The exercise: Scan the entries and tally the lines that include the string "Babylon". Reply with the figure alone.

Provided entries:
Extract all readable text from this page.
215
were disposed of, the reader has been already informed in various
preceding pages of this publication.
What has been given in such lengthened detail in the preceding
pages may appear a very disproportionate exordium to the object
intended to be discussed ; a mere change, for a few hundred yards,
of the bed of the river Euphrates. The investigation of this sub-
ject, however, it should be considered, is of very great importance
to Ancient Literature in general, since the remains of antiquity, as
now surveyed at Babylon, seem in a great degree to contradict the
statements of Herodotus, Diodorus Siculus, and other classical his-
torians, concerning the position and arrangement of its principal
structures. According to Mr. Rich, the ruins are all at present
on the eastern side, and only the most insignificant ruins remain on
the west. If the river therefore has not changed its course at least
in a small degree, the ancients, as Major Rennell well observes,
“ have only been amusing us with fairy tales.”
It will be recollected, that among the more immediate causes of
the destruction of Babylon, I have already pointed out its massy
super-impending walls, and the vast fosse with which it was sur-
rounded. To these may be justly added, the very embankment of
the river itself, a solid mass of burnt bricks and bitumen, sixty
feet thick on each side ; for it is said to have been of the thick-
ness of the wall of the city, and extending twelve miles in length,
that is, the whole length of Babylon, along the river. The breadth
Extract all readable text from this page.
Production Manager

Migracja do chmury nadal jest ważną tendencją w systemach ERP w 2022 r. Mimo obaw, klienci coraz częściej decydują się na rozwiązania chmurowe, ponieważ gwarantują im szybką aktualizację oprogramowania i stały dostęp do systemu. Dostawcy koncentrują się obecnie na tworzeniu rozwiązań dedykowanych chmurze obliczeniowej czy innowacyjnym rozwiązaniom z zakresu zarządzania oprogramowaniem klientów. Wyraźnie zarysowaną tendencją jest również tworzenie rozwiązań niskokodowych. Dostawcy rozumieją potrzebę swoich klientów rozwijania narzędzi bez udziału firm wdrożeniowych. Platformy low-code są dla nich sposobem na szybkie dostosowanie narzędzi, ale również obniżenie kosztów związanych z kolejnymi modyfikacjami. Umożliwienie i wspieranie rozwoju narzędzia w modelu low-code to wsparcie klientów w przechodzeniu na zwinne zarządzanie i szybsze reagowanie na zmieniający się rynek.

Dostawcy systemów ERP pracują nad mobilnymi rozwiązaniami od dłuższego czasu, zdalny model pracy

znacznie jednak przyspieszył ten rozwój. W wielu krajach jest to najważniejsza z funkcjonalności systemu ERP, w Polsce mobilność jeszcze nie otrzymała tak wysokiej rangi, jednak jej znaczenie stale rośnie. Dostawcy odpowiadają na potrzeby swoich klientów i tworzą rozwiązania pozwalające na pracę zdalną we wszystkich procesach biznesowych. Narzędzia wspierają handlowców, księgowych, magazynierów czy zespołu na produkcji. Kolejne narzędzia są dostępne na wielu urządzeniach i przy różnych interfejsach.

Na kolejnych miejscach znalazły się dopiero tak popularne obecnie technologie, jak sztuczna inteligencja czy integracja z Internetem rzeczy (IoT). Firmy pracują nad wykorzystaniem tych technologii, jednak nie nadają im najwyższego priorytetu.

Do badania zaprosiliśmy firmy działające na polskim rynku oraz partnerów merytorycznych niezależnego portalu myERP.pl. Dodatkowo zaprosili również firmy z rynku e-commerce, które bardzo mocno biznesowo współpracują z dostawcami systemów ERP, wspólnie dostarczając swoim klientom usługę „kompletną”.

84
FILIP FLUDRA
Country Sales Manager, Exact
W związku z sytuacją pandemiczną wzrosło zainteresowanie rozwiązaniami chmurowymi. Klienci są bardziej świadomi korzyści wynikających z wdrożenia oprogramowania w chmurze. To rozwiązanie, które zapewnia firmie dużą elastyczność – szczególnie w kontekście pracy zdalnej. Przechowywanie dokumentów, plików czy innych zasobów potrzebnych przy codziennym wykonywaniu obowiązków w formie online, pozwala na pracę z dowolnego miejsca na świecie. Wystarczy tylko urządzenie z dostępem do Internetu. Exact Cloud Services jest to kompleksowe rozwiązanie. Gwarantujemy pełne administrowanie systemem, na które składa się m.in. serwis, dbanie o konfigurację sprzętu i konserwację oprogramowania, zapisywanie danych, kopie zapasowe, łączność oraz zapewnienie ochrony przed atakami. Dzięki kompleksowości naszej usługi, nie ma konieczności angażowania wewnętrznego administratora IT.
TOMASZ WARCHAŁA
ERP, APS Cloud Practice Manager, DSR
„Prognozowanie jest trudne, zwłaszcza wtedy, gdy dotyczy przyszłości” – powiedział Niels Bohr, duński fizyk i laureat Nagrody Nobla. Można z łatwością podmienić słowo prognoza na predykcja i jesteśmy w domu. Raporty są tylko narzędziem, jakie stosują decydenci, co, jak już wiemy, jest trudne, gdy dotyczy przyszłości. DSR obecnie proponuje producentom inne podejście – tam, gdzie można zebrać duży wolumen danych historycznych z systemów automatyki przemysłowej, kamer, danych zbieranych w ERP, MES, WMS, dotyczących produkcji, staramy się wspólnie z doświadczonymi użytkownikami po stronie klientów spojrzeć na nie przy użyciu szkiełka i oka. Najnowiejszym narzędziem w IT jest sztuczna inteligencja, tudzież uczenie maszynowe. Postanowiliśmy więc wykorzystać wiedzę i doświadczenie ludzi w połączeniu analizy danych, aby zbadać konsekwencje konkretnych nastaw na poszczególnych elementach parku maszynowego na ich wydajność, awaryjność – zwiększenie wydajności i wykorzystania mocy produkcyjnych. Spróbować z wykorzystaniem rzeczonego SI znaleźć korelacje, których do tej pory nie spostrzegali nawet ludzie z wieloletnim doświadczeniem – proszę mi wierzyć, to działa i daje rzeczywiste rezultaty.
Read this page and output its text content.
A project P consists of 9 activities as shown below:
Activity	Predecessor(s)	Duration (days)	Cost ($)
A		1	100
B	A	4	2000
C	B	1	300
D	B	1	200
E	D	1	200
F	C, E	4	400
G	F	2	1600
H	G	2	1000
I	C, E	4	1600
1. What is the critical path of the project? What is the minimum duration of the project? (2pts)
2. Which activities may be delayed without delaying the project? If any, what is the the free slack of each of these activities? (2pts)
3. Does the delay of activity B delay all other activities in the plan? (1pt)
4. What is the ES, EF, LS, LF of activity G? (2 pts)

Task answer: 3